• _REQUIREMENT A_
Reproduce the rows verbatim, starting with the first row and ending with the row that contains "data-point <box>142 129 150 137</box>", including both of those rows.
:::
= Virendra Saini =

Virendra Saini is a double National Film Award winner; the first as a cinematographer, and the second as a director. He has done the cinematography for quite a few acclaimed filmmakers, including Saeed Mirza

==Awards and accolades==
- National Film Award for Best Cinematography, Salim Langde Pe Mat Ro, 1990
- National Film Award for Best Children's film, Kabhi Paas Kabhi Fail, 1999

Virendra Saini is one of the 24 reputed filmmakers who returned their National Film Awards in protest against the government.
:::
• _REQUIREMENT B_
Write out the complete Virendra Saini biography word for word.

Item position listings:
:::
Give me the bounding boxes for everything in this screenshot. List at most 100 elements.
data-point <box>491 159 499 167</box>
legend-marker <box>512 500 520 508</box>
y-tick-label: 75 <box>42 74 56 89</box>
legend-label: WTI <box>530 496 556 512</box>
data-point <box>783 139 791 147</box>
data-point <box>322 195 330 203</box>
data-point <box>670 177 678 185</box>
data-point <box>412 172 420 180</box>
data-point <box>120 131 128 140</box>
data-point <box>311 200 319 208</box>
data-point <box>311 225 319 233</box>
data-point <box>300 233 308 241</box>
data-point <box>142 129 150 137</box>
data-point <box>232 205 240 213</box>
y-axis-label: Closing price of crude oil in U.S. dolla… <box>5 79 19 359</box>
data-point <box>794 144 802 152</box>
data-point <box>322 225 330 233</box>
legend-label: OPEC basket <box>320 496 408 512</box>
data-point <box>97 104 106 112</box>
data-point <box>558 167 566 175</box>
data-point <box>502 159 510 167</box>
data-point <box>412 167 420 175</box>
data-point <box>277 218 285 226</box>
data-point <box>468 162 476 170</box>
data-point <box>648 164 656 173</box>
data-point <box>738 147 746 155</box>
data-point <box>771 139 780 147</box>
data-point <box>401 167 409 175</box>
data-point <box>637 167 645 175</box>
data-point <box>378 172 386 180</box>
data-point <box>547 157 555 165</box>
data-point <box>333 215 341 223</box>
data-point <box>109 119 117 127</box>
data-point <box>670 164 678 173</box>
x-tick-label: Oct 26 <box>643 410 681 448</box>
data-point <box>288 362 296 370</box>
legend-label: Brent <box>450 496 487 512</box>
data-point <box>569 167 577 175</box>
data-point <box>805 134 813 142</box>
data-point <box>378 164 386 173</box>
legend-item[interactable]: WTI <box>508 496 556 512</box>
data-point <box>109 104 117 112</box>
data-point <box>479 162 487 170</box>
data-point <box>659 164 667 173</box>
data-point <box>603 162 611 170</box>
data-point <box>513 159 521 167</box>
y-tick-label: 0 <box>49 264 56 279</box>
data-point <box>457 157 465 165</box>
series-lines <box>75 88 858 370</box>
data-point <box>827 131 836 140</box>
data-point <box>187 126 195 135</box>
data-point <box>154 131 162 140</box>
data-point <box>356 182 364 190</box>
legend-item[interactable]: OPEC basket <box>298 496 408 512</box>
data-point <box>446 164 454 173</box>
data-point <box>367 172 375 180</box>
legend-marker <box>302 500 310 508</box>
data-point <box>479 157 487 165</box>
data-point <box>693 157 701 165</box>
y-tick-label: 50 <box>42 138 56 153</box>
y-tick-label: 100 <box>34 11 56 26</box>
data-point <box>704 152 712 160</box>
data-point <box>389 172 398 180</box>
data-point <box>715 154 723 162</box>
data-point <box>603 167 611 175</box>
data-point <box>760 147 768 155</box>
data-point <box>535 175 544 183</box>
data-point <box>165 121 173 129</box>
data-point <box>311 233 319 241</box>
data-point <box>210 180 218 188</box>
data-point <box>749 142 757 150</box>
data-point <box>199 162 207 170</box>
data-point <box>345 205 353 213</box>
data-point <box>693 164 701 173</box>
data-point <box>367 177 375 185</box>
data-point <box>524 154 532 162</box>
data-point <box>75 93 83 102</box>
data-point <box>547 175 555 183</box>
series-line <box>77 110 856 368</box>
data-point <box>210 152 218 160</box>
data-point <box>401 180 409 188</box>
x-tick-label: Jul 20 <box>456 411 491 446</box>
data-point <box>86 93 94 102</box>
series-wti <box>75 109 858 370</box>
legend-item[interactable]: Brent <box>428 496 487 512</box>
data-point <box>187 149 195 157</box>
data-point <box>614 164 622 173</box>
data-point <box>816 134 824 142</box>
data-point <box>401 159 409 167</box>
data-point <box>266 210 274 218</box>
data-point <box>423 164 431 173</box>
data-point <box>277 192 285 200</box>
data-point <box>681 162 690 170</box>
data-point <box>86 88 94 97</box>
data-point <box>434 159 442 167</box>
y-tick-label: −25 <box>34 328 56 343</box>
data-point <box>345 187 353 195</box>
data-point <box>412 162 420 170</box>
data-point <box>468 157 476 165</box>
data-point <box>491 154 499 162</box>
:::
• _COMPLETE ANSWER A_
Give me the bounding boxes for everything in this screenshot. List at most 100 elements.
data-point <box>491 159 499 167</box>
legend-marker <box>512 500 520 508</box>
y-tick-label: 75 <box>42 74 56 89</box>
legend-label: WTI <box>530 496 556 512</box>
data-point <box>783 139 791 147</box>
data-point <box>322 195 330 203</box>
data-point <box>670 177 678 185</box>
data-point <box>412 172 420 180</box>
data-point <box>120 131 128 140</box>
data-point <box>311 200 319 208</box>
data-point <box>311 225 319 233</box>
data-point <box>300 233 308 241</box>
data-point <box>142 129 150 137</box>

• _COMPLETE ANSWER B_
= Virendra Saini =

Virendra Saini is a double National Film Award winner; the first as a cinematographer, and the second as a director. He has done the cinematography for quite a few acclaimed filmmakers, including Saeed Mirza

==Awards and accolades==
- National Film Award for Best Cinematography, Salim Langde Pe Mat Ro, 1990
- National Film Award for Best Children's film, Kabhi Paas Kabhi Fail, 1999

Virendra Saini is one of the 24 reputed filmmakers who returned their National Film Awards in protest against the government.